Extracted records
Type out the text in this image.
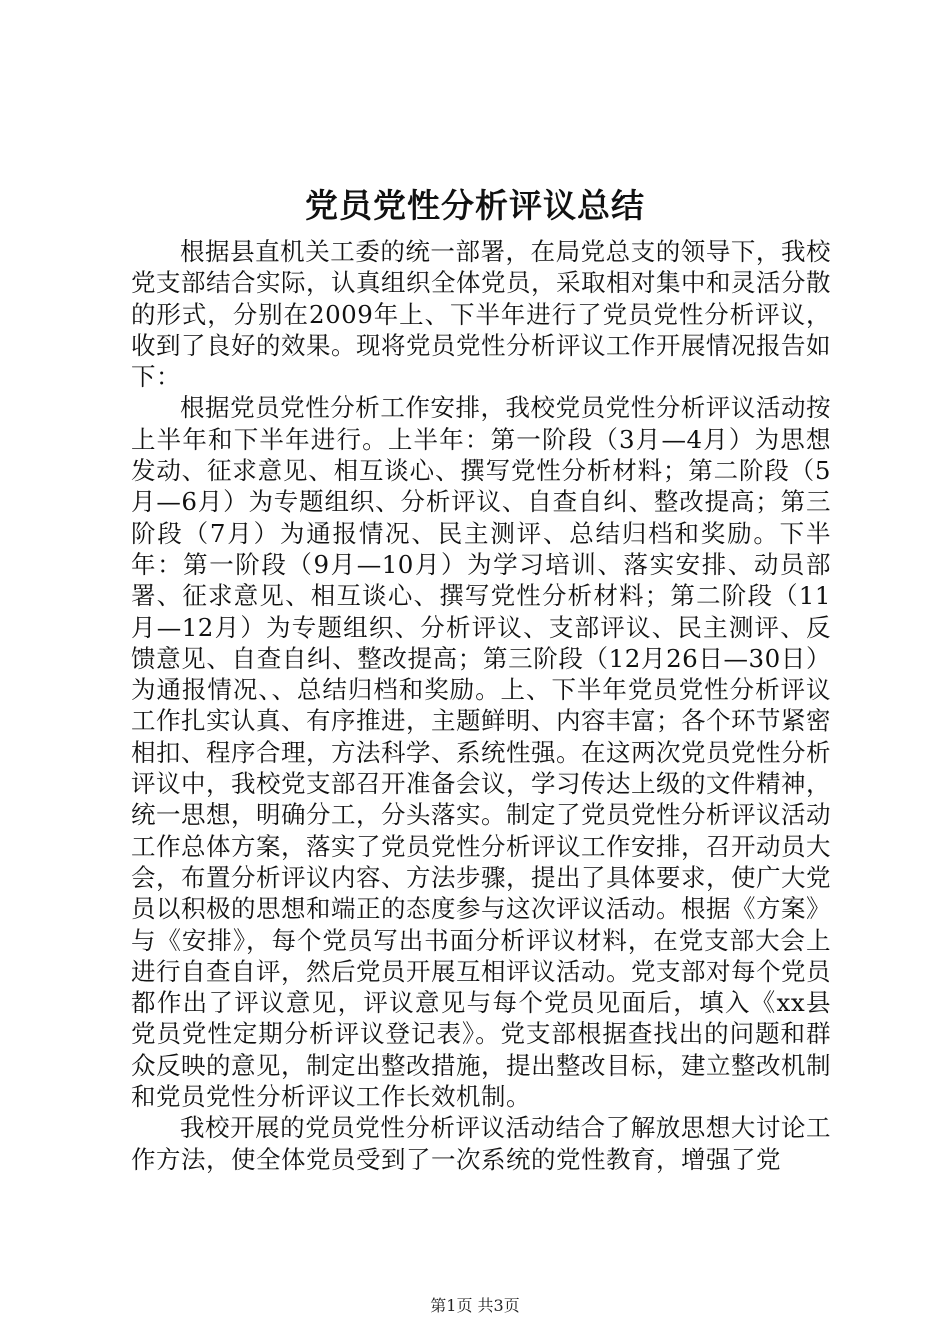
党员党性分析评议总结

根据县直机关工委的统一部署，在局党总支的领导下，我校党支部结合实际，认真组织全体党员，采取相对集中和灵活分散的形式，分别在2009年上、下半年进行了党员党性分析评议，收到了良好的效果。现将党员党性分析评议工作开展情况报告如下：

根据党员党性分析工作安排，我校党员党性分析评议活动按上半年和下半年进行。上半年：第一阶段（3月—4月）为思想发动、征求意见、相互谈心、撰写党性分析材料；第二阶段（5月—6月）为专题组织、分析评议、自查自纠、整改提高；第三阶段（7月）为通报情况、民主测评、总结归档和奖励。下半年：第一阶段（9月—10月）为学习培训、落实安排、动员部署、征求意见、相互谈心、撰写党性分析材料；第二阶段（11月—12月）为专题组织、分析评议、支部评议、民主测评、反馈意见、自查自纠、整改提高；第三阶段（12月26日—30日）为通报情况、、总结归档和奖励。上、下半年党员党性分析评议工作扎实认真、有序推进，主题鲜明、内容丰富；各个环节紧密相扣、程序合理，方法科学、系统性强。在这两次党员党性分析评议中，我校党支部召开准备会议，学习传达上级的文件精神，统一思想，明确分工，分头落实。制定了党员党性分析评议活动工作总体方案，落实了党员党性分析评议工作安排，召开动员大会，布置分析评议内容、方法步骤，提出了具体要求，使广大党员以积极的思想和端正的态度参与这次评议活动。根据《方案》与《安排》，每个党员写出书面分析评议材料，在党支部大会上进行自查自评，然后党员开展互相评议活动。党支部对每个党员都作出了评议意见，评议意见与每个党员见面后，填入《xx县党员党性定期分析评议登记表》。党支部根据查找出的问题和群众反映的意见，制定出整改措施，提出整改目标，建立整改机制和党员党性分析评议工作长效机制。

我校开展的党员党性分析评议活动结合了解放思想大讨论工作方法，使全体党员受到了一次系统的党性教育，增强了党

第1页 共3页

Objective: Write out the records above exactly as they stand, leaving out every picture.

Problem solution:
Type out the text in this image.
党员党性分析评议总结

根据县直机关工委的统一部署，在局党总支的领导下，我校党支部结合实际，认真组织全体党员，采取相对集中和灵活分散的形式，分别在2009年上、下半年进行了党员党性分析评议，收到了良好的效果。现将党员党性分析评议工作开展情况报告如下：

根据党员党性分析工作安排，我校党员党性分析评议活动按上半年和下半年进行。上半年：第一阶段（3月—4月）为思想发动、征求意见、相互谈心、撰写党性分析材料；第二阶段（5月—6月）为专题组织、分析评议、自查自纠、整改提高；第三阶段（7月）为通报情况、民主测评、总结归档和奖励。下半年：第一阶段（9月—10月）为学习培训、落实安排、动员部署、征求意见、相互谈心、撰写党性分析材料；第二阶段（11月—12月）为专题组织、分析评议、支部评议、民主测评、反馈意见、自查自纠、整改提高；第三阶段（12月26日—30日）为通报情况、、总结归档和奖励。上、下半年党员党性分析评议工作扎实认真、有序推进，主题鲜明、内容丰富；各个环节紧密相扣、程序合理，方法科学、系统性强。在这两次党员党性分析评议中，我校党支部召开准备会议，学习传达上级的文件精神，统一思想，明确分工，分头落实。制定了党员党性分析评议活动工作总体方案，落实了党员党性分析评议工作安排，召开动员大会，布置分析评议内容、方法步骤，提出了具体要求，使广大党员以积极的思想和端正的态度参与这次评议活动。根据《方案》与《安排》，每个党员写出书面分析评议材料，在党支部大会上进行自查自评，然后党员开展互相评议活动。党支部对每个党员都作出了评议意见，评议意见与每个党员见面后，填入《xx县党员党性定期分析评议登记表》。党支部根据查找出的问题和群众反映的意见，制定出整改措施，提出整改目标，建立整改机制和党员党性分析评议工作长效机制。

我校开展的党员党性分析评议活动结合了解放思想大讨论工作方法，使全体党员受到了一次系统的党性教育，增强了党

第1页 共3页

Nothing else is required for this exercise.